**What is asked**
Your task is to copy every line of this material exactly.

**Material provided**

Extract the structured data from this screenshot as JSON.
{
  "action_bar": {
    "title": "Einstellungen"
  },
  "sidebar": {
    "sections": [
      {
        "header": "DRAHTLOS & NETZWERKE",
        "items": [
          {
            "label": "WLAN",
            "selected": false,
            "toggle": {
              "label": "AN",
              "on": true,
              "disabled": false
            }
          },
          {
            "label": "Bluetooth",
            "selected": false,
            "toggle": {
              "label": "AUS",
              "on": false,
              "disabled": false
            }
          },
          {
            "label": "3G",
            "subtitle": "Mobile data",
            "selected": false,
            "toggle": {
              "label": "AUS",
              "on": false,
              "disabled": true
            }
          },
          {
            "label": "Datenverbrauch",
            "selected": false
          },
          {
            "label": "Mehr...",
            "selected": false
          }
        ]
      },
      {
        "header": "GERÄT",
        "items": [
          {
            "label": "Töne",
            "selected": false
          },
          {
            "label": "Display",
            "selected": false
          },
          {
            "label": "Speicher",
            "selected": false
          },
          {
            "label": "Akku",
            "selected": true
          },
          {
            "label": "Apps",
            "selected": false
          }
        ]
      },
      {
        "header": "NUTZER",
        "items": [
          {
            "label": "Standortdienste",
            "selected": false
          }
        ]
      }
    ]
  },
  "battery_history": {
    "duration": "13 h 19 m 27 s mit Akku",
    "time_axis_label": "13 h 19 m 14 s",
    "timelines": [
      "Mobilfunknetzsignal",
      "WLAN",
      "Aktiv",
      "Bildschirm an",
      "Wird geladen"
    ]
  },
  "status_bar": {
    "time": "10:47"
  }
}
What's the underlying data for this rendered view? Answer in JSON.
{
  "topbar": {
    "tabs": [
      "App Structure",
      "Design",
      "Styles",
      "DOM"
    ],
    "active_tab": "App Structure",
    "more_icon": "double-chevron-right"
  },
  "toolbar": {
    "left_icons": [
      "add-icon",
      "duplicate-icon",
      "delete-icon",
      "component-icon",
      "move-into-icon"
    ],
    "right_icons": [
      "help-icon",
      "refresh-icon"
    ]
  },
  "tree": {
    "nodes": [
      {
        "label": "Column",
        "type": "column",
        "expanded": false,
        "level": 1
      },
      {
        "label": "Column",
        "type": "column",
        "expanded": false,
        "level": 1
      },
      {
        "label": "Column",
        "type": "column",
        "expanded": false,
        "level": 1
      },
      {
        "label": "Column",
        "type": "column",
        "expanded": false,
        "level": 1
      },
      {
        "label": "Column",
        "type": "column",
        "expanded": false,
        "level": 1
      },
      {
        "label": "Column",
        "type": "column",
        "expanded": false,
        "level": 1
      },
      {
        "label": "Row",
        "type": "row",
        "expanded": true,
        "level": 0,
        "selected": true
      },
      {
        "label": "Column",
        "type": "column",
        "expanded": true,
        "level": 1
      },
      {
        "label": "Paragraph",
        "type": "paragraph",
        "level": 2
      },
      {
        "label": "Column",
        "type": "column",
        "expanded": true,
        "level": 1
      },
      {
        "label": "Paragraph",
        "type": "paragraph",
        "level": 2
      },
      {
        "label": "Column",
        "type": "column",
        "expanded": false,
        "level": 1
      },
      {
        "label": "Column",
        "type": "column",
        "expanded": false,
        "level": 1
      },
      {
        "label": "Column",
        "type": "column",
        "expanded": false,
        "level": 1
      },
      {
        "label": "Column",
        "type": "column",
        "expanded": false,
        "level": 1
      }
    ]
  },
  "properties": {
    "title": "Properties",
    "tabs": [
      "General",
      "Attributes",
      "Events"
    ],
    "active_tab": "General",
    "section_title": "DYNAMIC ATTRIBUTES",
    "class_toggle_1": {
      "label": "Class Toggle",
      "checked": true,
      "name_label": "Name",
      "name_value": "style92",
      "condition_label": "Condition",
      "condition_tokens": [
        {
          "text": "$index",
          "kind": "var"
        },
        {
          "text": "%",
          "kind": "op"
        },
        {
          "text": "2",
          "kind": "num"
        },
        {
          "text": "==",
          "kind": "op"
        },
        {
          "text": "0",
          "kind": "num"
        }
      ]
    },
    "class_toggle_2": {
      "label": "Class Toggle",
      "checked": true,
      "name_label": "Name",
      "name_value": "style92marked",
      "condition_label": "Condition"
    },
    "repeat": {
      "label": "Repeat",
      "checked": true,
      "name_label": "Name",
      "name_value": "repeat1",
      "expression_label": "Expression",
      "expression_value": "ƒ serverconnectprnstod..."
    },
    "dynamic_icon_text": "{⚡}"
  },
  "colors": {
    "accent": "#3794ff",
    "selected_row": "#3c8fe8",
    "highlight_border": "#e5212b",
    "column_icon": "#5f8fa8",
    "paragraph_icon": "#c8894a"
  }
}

**The result**
Extract the structured data from this screenshot as JSON.
{
  "action_bar": {
    "title": "Einstellungen"
  },
  "sidebar": {
    "sections": [
      {
        "header": "DRAHTLOS & NETZWERKE",
        "items": [
          {
            "label": "WLAN",
            "selected": false,
            "toggle": {
              "label": "AN",
              "on": true,
              "disabled": false
            }
          },
          {
            "label": "Bluetooth",
            "selected": false,
            "toggle": {
              "label": "AUS",
              "on": false,
              "disabled": false
            }
          },
          {
            "label": "3G",
            "subtitle": "Mobile data",
            "selected": false,
            "toggle": {
              "label": "AUS",
              "on": false,
              "disabled": true
            }
          },
          {
            "label": "Datenverbrauch",
            "selected": false
          },
          {
            "label": "Mehr...",
            "selected": false
          }
        ]
      },
      {
        "header": "GERÄT",
        "items": [
          {
            "label": "Töne",
            "selected": false
          },
          {
            "label": "Display",
            "selected": false
          },
          {
            "label": "Speicher",
            "selected": false
          },
          {
            "label": "Akku",
            "selected": true
          },
          {
            "label": "Apps",
            "selected": false
          }
        ]
      },
      {
        "header": "NUTZER",
        "items": [
          {
            "label": "Standortdienste",
            "selected": false
          }
        ]
      }
    ]
  },
  "battery_history": {
    "duration": "13 h 19 m 27 s mit Akku",
    "time_axis_label": "13 h 19 m 14 s",
    "timelines": [
      "Mobilfunknetzsignal",
      "WLAN",
      "Aktiv",
      "Bildschirm an",
      "Wird geladen"
    ]
  },
  "status_bar": {
    "time": "10:47"
  }
}
What's the underlying data for this rendered view? Answer in JSON.
{
  "topbar": {
    "tabs": [
      "App Structure",
      "Design",
      "Styles",
      "DOM"
    ],
    "active_tab": "App Structure",
    "more_icon": "double-chevron-right"
  },
  "toolbar": {
    "left_icons": [
      "add-icon",
      "duplicate-icon",
      "delete-icon",
      "component-icon",
      "move-into-icon"
    ],
    "right_icons": [
      "help-icon",
      "refresh-icon"
    ]
  },
  "tree": {
    "nodes": [
      {
        "label": "Column",
        "type": "column",
        "expanded": false,
        "level": 1
      },
      {
        "label": "Column",
        "type": "column",
        "expanded": false,
        "level": 1
      },
      {
        "label": "Column",
        "type": "column",
        "expanded": false,
        "level": 1
      },
      {
        "label": "Column",
        "type": "column",
        "expanded": false,
        "level": 1
      },
      {
        "label": "Column",
        "type": "column",
        "expanded": false,
        "level": 1
      },
      {
        "label": "Column",
        "type": "column",
        "expanded": false,
        "level": 1
      },
      {
        "label": "Row",
        "type": "row",
        "expanded": true,
        "level": 0,
        "selected": true
      },
      {
        "label": "Column",
        "type": "column",
        "expanded": true,
        "level": 1
      },
      {
        "label": "Paragraph",
        "type": "paragraph",
        "level": 2
      },
      {
        "label": "Column",
        "type": "column",
        "expanded": true,
        "level": 1
      },
      {
        "label": "Paragraph",
        "type": "paragraph",
        "level": 2
      },
      {
        "label": "Column",
        "type": "column",
        "expanded": false,
        "level": 1
      },
      {
        "label": "Column",
        "type": "column",
        "expanded": false,
        "level": 1
      },
      {
        "label": "Column",
        "type": "column",
        "expanded": false,
        "level": 1
      },
      {
        "label": "Column",
        "type": "column",
        "expanded": false,
        "level": 1
      }
    ]
  },
  "properties": {
    "title": "Properties",
    "tabs": [
      "General",
      "Attributes",
      "Events"
    ],
    "active_tab": "General",
    "section_title": "DYNAMIC ATTRIBUTES",
    "class_toggle_1": {
      "label": "Class Toggle",
      "checked": true,
      "name_label": "Name",
      "name_value": "style92",
      "condition_label": "Condition",
      "condition_tokens": [
        {
          "text": "$index",
          "kind": "var"
        },
        {
          "text": "%",
          "kind": "op"
        },
        {
          "text": "2",
          "kind": "num"
        },
        {
          "text": "==",
          "kind": "op"
        },
        {
          "text": "0",
          "kind": "num"
        }
      ]
    },
    "class_toggle_2": {
      "label": "Class Toggle",
      "checked": true,
      "name_label": "Name",
      "name_value": "style92marked",
      "condition_label": "Condition"
    },
    "repeat": {
      "label": "Repeat",
      "checked": true,
      "name_label": "Name",
      "name_value": "repeat1",
      "expression_label": "Expression",
      "expression_value": "ƒ serverconnectprnstod..."
    },
    "dynamic_icon_text": "{⚡}"
  },
  "colors": {
    "accent": "#3794ff",
    "selected_row": "#3c8fe8",
    "highlight_border": "#e5212b",
    "column_icon": "#5f8fa8",
    "paragraph_icon": "#c8894a"
  }
}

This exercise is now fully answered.